Would you extract the whole listing below and retype it exactly?

● ● ● ●

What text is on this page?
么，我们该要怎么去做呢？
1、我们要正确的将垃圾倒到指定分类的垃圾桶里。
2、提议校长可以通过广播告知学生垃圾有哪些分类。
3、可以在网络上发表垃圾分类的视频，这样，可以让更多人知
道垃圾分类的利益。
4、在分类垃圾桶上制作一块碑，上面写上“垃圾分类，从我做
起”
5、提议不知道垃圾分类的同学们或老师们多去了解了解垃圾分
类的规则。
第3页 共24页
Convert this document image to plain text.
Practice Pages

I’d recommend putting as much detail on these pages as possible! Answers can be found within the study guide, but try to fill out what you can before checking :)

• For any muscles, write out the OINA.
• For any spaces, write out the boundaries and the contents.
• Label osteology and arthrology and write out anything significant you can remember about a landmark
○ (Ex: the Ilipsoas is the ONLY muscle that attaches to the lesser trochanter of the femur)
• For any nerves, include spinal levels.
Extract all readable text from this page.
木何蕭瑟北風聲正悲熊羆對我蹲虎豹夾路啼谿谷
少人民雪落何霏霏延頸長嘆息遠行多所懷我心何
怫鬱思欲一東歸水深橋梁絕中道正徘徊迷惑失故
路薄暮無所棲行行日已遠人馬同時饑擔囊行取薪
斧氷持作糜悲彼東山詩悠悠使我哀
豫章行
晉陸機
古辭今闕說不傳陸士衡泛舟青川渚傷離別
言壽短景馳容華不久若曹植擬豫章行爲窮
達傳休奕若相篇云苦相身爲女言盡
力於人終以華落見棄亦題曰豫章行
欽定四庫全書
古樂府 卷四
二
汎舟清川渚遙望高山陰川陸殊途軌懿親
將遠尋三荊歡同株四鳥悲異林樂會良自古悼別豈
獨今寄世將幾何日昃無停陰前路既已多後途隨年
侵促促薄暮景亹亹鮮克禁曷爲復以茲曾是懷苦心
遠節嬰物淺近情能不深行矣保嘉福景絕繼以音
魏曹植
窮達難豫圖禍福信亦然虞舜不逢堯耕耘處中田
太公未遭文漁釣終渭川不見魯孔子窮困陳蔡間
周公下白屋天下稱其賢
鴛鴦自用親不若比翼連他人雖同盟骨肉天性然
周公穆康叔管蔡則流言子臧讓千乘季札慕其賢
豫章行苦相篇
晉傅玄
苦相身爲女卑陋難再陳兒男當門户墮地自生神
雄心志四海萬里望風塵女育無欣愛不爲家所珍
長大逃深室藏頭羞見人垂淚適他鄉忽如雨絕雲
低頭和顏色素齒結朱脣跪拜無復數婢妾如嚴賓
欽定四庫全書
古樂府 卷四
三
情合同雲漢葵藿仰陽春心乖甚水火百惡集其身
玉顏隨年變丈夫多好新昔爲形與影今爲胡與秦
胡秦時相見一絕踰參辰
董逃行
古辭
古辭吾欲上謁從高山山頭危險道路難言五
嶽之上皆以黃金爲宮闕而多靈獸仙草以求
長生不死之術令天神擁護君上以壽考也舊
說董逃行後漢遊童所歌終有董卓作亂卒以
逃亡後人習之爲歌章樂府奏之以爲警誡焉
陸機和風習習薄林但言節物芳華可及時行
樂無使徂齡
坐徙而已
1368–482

● ● ● ●

**Output for this task**
What text is on this page?
么，我们该要怎么去做呢？
1、我们要正确的将垃圾倒到指定分类的垃圾桶里。
2、提议校长可以通过广播告知学生垃圾有哪些分类。
3、可以在网络上发表垃圾分类的视频，这样，可以让更多人知
道垃圾分类的利益。
4、在分类垃圾桶上制作一块碑，上面写上“垃圾分类，从我做
起”
5、提议不知道垃圾分类的同学们或老师们多去了解了解垃圾分
类的规则。
第3页 共24页
Convert this document image to plain text.
Practice Pages

I’d recommend putting as much detail on these pages as possible! Answers can be found within the study guide, but try to fill out what you can before checking :)

• For any muscles, write out the OINA.
• For any spaces, write out the boundaries and the contents.
• Label osteology and arthrology and write out anything significant you can remember about a landmark
○ (Ex: the Ilipsoas is the ONLY muscle that attaches to the lesser trochanter of the femur)
• For any nerves, include spinal levels.
Extract all readable text from this page.
木何蕭瑟北風聲正悲熊羆對我蹲虎豹夾路啼谿谷
少人民雪落何霏霏延頸長嘆息遠行多所懷我心何
怫鬱思欲一東歸水深橋梁絕中道正徘徊迷惑失故
路薄暮無所棲行行日已遠人馬同時饑擔囊行取薪
斧氷持作糜悲彼東山詩悠悠使我哀
豫章行
晉陸機
古辭今闕說不傳陸士衡泛舟青川渚傷離別
言壽短景馳容華不久若曹植擬豫章行爲窮
達傳休奕若相篇云苦相身爲女言盡
力於人終以華落見棄亦題曰豫章行
欽定四庫全書
古樂府 卷四
二
汎舟清川渚遙望高山陰川陸殊途軌懿親
將遠尋三荊歡同株四鳥悲異林樂會良自古悼別豈
獨今寄世將幾何日昃無停陰前路既已多後途隨年
侵促促薄暮景亹亹鮮克禁曷爲復以茲曾是懷苦心
遠節嬰物淺近情能不深行矣保嘉福景絕繼以音
魏曹植
窮達難豫圖禍福信亦然虞舜不逢堯耕耘處中田
太公未遭文漁釣終渭川不見魯孔子窮困陳蔡間
周公下白屋天下稱其賢
鴛鴦自用親不若比翼連他人雖同盟骨肉天性然
周公穆康叔管蔡則流言子臧讓千乘季札慕其賢
豫章行苦相篇
晉傅玄
苦相身爲女卑陋難再陳兒男當門户墮地自生神
雄心志四海萬里望風塵女育無欣愛不爲家所珍
長大逃深室藏頭羞見人垂淚適他鄉忽如雨絕雲
低頭和顏色素齒結朱脣跪拜無復數婢妾如嚴賓
欽定四庫全書
古樂府 卷四
三
情合同雲漢葵藿仰陽春心乖甚水火百惡集其身
玉顏隨年變丈夫多好新昔爲形與影今爲胡與秦
胡秦時相見一絕踰參辰
董逃行
古辭
古辭吾欲上謁從高山山頭危險道路難言五
嶽之上皆以黃金爲宮闕而多靈獸仙草以求
長生不死之術令天神擁護君上以壽考也舊
說董逃行後漢遊童所歌終有董卓作亂卒以
逃亡後人習之爲歌章樂府奏之以爲警誡焉
陸機和風習習薄林但言節物芳華可及時行
樂無使徂齡
坐徙而已
1368–482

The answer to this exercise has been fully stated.